» Given exercise
Pick out every line of the entries below where "shareholders" occurs, and copy those lines.

» Given data
----------
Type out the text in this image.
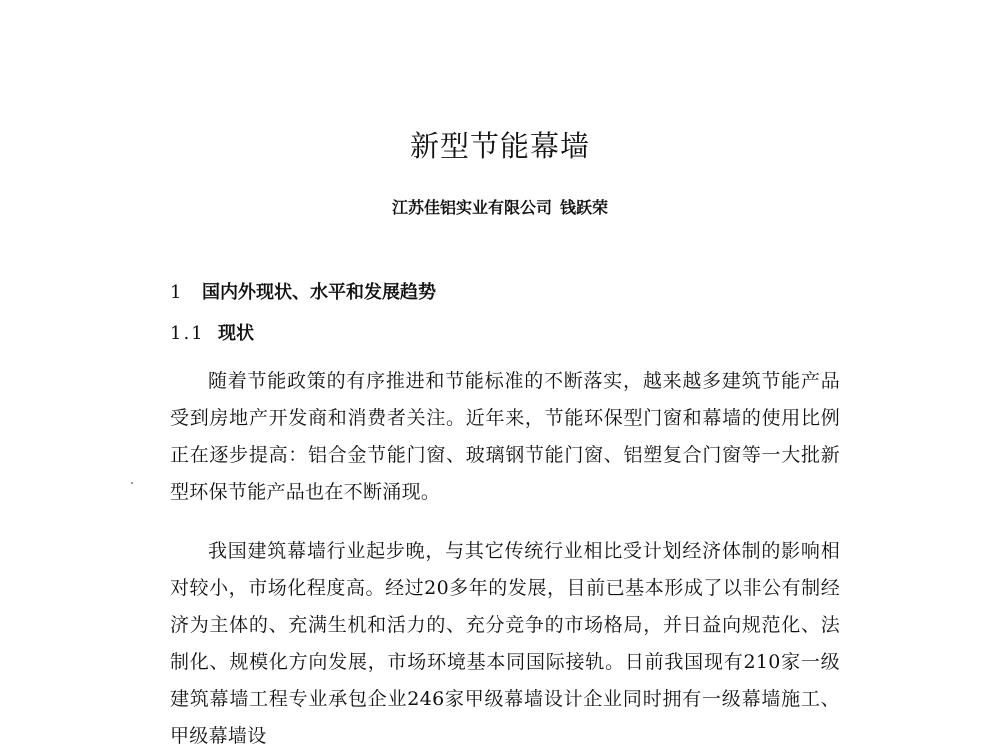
新型节能幕墙
江苏佳铝实业有限公司 钱跃荣
1 国内外现状、水平和发展趋势
1.1 现状

随着节能政策的有序推进和节能标准的不断落实，越来越多建筑节能产品受到房地产开发商和消费者关注。近年来，节能环保型门窗和幕墙的使用比例正在逐步提高：铝合金节能门窗、玻璃钢节能门窗、铝塑复合门窗等一大批新型环保节能产品也在不断涌现。

我国建筑幕墙行业起步晚，与其它传统行业相比受计划经济体制的影响相对较小，市场化程度高。经过20多年的发展，目前已基本形成了以非公有制经济为主体的、充满生机和活力的、充分竞争的市场格局，并日益向规范化、法制化、规模化方向发展，市场环境基本同国际接轨。日前我国现有210家一级建筑幕墙工程专业承包企业246家甲级幕墙设计企业同时拥有一级幕墙施工、甲级幕墙设
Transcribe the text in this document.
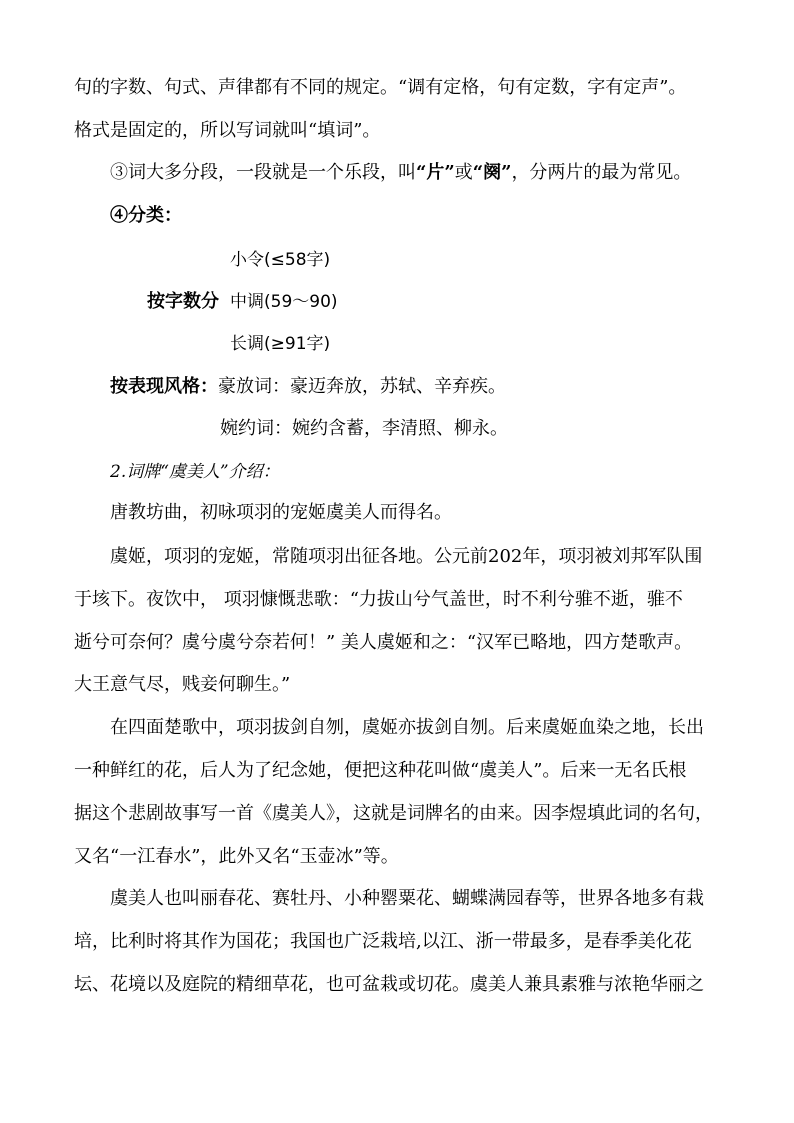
句的字数、句式、声律都有不同的规定。“调有定格，句有定数，字有定声”。
格式是固定的，所以写词就叫“填词”。
③词大多分段，一段就是一个乐段，叫“片”或“阕”，分两片的最为常见。
④分类：
小令(≤58字)
按字数分 中调(59～90)
长调(≥91字)
按表现风格：豪放词：豪迈奔放，苏轼、辛弃疾。
婉约词：婉约含蓄，李清照、柳永。
2.词牌“虞美人”介绍：
唐教坊曲，初咏项羽的宠姬虞美人而得名。
虞姬，项羽的宠姬，常随项羽出征各地。公元前202年，项羽被刘邦军队围
于垓下。夜饮中， 项羽慷慨悲歌：“力拔山兮气盖世，时不利兮骓不逝，骓不
逝兮可奈何？虞兮虞兮奈若何！” 美人虞姬和之：“汉军已略地，四方楚歌声。
大王意气尽，贱妾何聊生。”
在四面楚歌中，项羽拔剑自刎，虞姬亦拔剑自刎。后来虞姬血染之地，长出
一种鲜红的花，后人为了纪念她，便把这种花叫做“虞美人”。后来一无名氏根
据这个悲剧故事写一首《虞美人》，这就是词牌名的由来。因李煜填此词的名句，
又名“一江春水”，此外又名“玉壶冰”等。
虞美人也叫丽春花、赛牡丹、小种罂粟花、蝴蝶满园春等，世界各地多有栽
培，比利时将其作为国花；我国也广泛栽培,以江、浙一带最多，是春季美化花
坛、花境以及庭院的精细草花，也可盆栽或切花。虞美人兼具素雅与浓艳华丽之
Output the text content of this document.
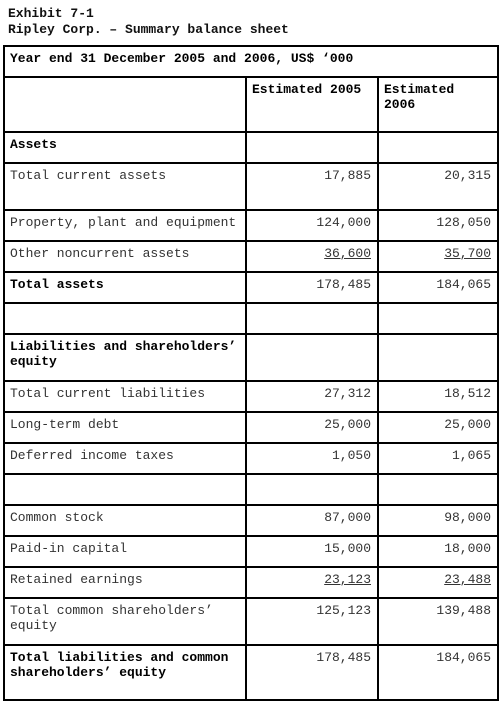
Exhibit 7-1
Ripley Corp. – Summary balance sheet
Year end 31 December 2005 and 2006, US$ ‘000		
	Estimated 2005	Estimated 2006
Assets		
Total current assets	17,885	20,315
Property, plant and equipment	124,000	128,050
Other noncurrent assets	36,600	35,700
Total assets	178,485	184,065

Liabilities and shareholders’ equity		
Total current liabilities	27,312	18,512
Long-term debt	25,000	25,000
Deferred income taxes	1,050	1,065

Common stock	87,000	98,000
Paid-in capital	15,000	18,000
Retained earnings	23,123	23,488
Total common shareholders’ equity	125,123	139,488
Total liabilities and common shareholders’ equity	178,485	184,065
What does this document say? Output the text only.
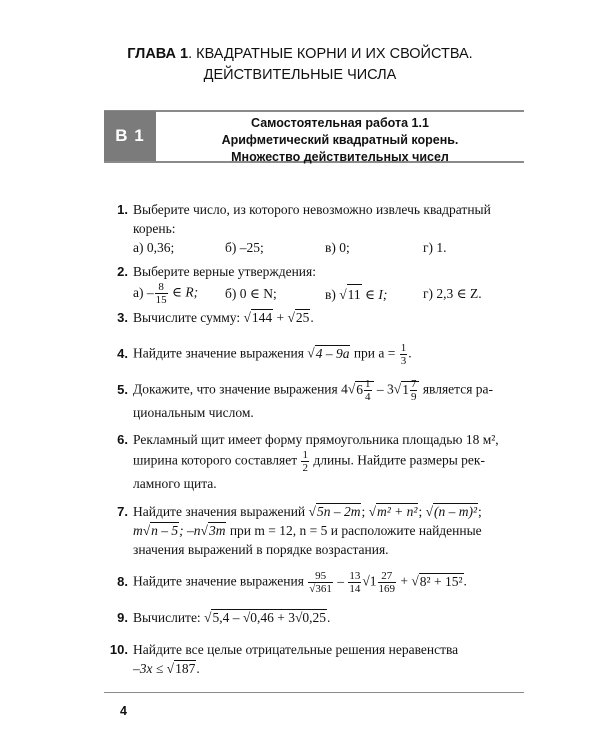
ГЛАВА 1. КВАДРАТНЫЕ КОРНИ И ИХ СВОЙСТВА.
ДЕЙСТВИТЕЛЬНЫЕ ЧИСЛА
В 1
Самостоятельная работа 1.1
Арифметический квадратный корень.
Множество действительных чисел
1. Выберите число, из которого невозможно извлечь квадратный
корень:
а) 0,36;	б) –25;	в) 0;	г) 1.
2. Выберите верные утверждения:
$а) - \frac{8}{15}$ ∈ R;	б) 0 ∈ N;	в) √11 ∈ I;	г) 2,3 ∈ Z.
3. Вычислите сумму: √144 + √25.
4. Найдите значение выражения √4 – 9a при $a = \frac{1}{3}$ .
5. Докажите, что значение выражения $4√6 \frac{1}{4} - 3√1 \frac{7}{9}$ является ра-
циональным числом.
6. Рекламный щит имеет форму прямоугольника площадью 18 м²,
ширина которого составляет $\frac{1}{2}$ длины. Найдите размеры рек-
ламного щита.
7. Найдите значения выражений √5n – 2m; √m² + n²; √(n – m)²;
m√n – 5; –n√3m при m = 12, n = 5 и расположите найденные
значения выражений в порядке возрастания.
8. Найдите значение выражения $\frac{95}{√361} - \frac{13}{14} √1 \frac{27}{169} + √8^2 + 15^2$.
9. Вычислите: √5,4 – √0,46 + 3√0,25.
10. Найдите все целые отрицательные решения неравенства
–3x ≤ √187.
4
----------
» Response to this task
Liabilities and shareholders’ equity		
Total common shareholders’ equity	125,123	139,488
Total liabilities and common shareholders’ equity	178,485	184,065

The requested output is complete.